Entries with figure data
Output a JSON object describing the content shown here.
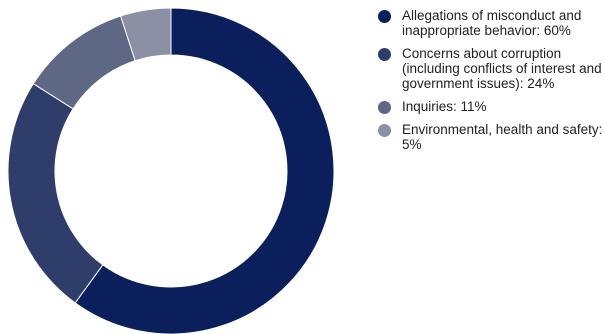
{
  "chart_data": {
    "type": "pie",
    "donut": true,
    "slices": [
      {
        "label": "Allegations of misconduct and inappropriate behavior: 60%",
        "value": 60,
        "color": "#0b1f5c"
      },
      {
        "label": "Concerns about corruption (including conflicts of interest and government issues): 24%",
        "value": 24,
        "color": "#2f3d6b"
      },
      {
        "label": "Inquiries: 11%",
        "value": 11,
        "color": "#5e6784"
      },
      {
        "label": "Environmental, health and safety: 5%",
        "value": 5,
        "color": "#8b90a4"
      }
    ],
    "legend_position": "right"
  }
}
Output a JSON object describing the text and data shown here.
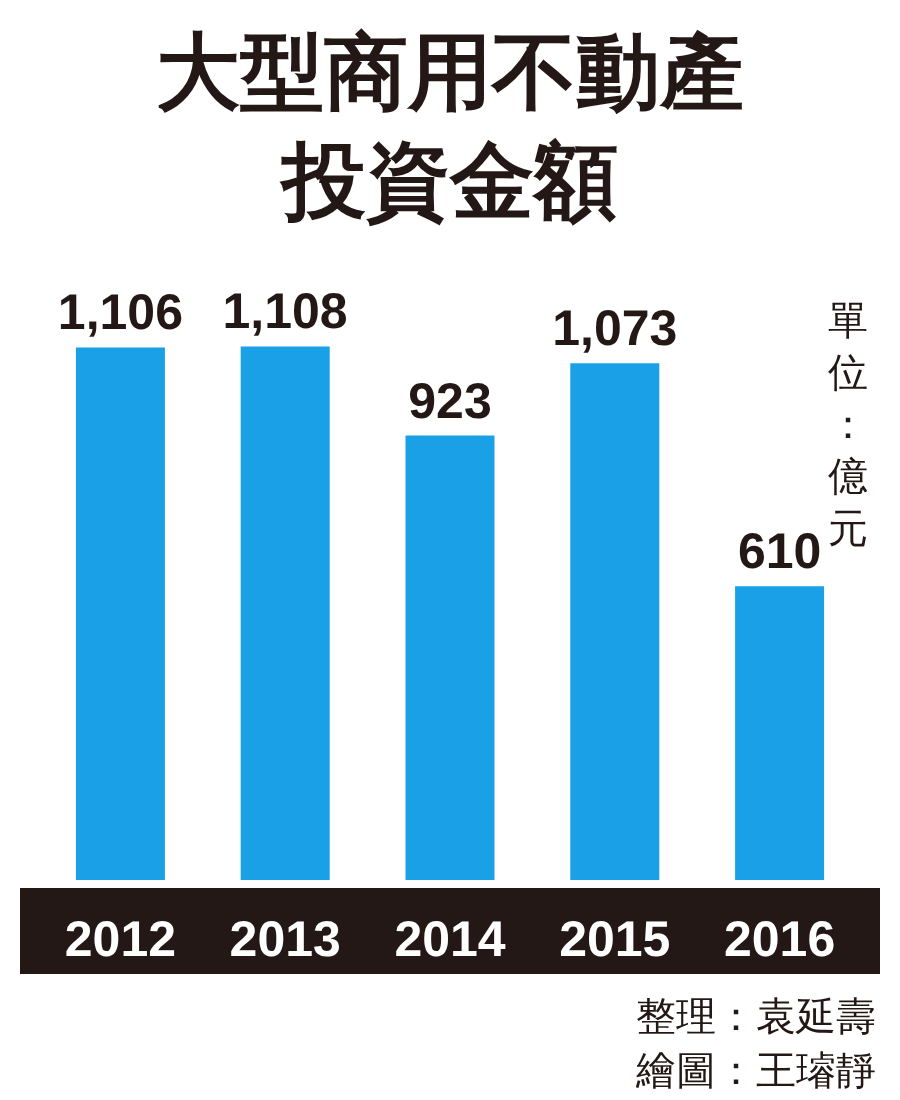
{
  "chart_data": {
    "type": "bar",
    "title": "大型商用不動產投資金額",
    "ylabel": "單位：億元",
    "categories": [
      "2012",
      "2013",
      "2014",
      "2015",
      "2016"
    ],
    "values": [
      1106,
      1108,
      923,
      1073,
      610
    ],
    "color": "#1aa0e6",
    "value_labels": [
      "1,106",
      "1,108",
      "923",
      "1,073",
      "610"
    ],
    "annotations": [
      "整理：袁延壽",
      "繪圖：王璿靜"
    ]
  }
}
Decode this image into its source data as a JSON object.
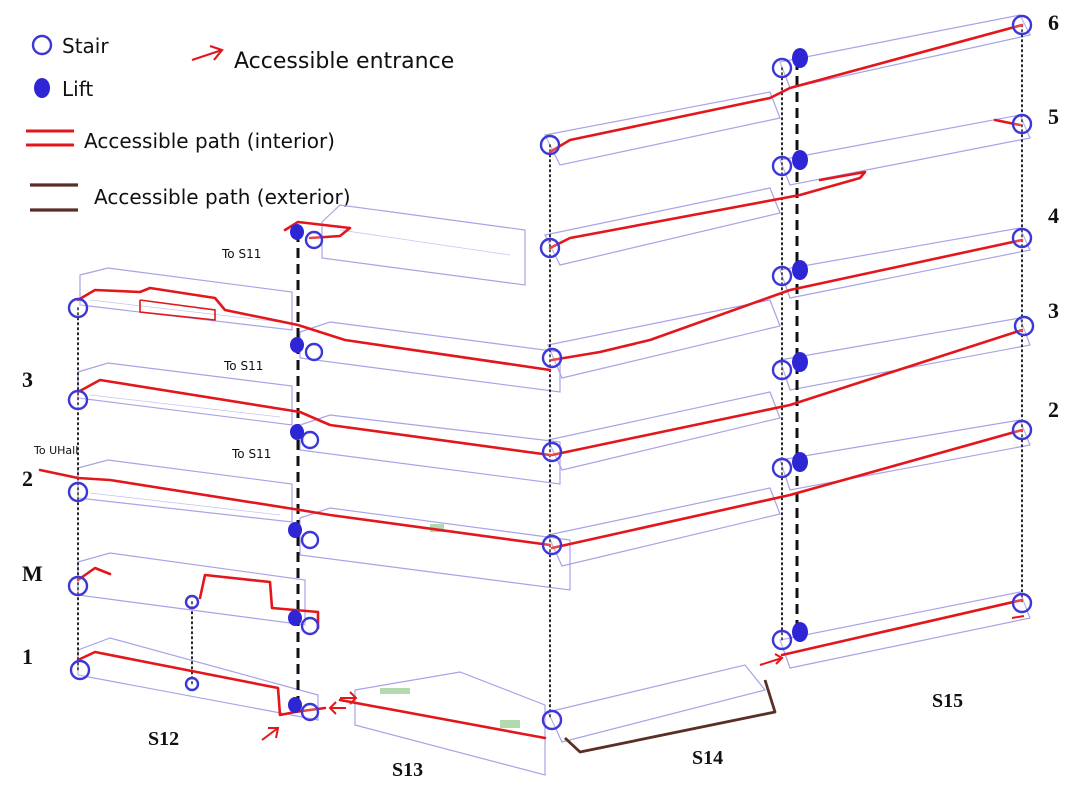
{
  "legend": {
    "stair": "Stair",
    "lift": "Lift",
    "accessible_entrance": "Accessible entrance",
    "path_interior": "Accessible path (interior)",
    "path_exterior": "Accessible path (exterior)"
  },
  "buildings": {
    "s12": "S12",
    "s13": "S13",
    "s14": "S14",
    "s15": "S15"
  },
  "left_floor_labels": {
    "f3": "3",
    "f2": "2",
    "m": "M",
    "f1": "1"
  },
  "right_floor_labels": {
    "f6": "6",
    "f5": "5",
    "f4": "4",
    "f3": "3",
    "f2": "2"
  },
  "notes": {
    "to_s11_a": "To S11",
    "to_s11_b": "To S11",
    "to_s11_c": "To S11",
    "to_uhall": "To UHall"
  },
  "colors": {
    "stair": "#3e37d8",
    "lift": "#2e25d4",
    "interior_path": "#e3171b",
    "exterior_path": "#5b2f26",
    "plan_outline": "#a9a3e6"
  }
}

## Required task
Produce an exact copy of each line of data, skipping embedded images.

## Exercise result
Output a JSON object describing the content shown here.
{
  "chart_data": {
    "type": "pie",
    "donut": true,
    "slices": [
      {
        "label": "Allegations of misconduct and inappropriate behavior: 60%",
        "value": 60,
        "color": "#0b1f5c"
      },
      {
        "label": "Concerns about corruption (including conflicts of interest and government issues): 24%",
        "value": 24,
        "color": "#2f3d6b"
      },
      {
        "label": "Inquiries: 11%",
        "value": 11,
        "color": "#5e6784"
      },
      {
        "label": "Environmental, health and safety: 5%",
        "value": 5,
        "color": "#8b90a4"
      }
    ],
    "legend_position": "right"
  }
}
Output a JSON object describing the text and data shown here.
{
  "chart_data": {
    "type": "bar",
    "title": "大型商用不動產投資金額",
    "ylabel": "單位：億元",
    "categories": [
      "2012",
      "2013",
      "2014",
      "2015",
      "2016"
    ],
    "values": [
      1106,
      1108,
      923,
      1073,
      610
    ],
    "color": "#1aa0e6",
    "value_labels": [
      "1,106",
      "1,108",
      "923",
      "1,073",
      "610"
    ],
    "annotations": [
      "整理：袁延壽",
      "繪圖：王璿靜"
    ]
  }
}
Decode this image into its source data as a JSON object.
{
  "legend": {
    "stair": "Stair",
    "lift": "Lift",
    "accessible_entrance": "Accessible entrance",
    "path_interior": "Accessible path (interior)",
    "path_exterior": "Accessible path (exterior)"
  },
  "buildings": {
    "s12": "S12",
    "s13": "S13",
    "s14": "S14",
    "s15": "S15"
  },
  "left_floor_labels": {
    "f3": "3",
    "f2": "2",
    "m": "M",
    "f1": "1"
  },
  "right_floor_labels": {
    "f6": "6",
    "f5": "5",
    "f4": "4",
    "f3": "3",
    "f2": "2"
  },
  "notes": {
    "to_s11_a": "To S11",
    "to_s11_b": "To S11",
    "to_s11_c": "To S11",
    "to_uhall": "To UHall"
  },
  "colors": {
    "stair": "#3e37d8",
    "lift": "#2e25d4",
    "interior_path": "#e3171b",
    "exterior_path": "#5b2f26",
    "plan_outline": "#a9a3e6"
  }
}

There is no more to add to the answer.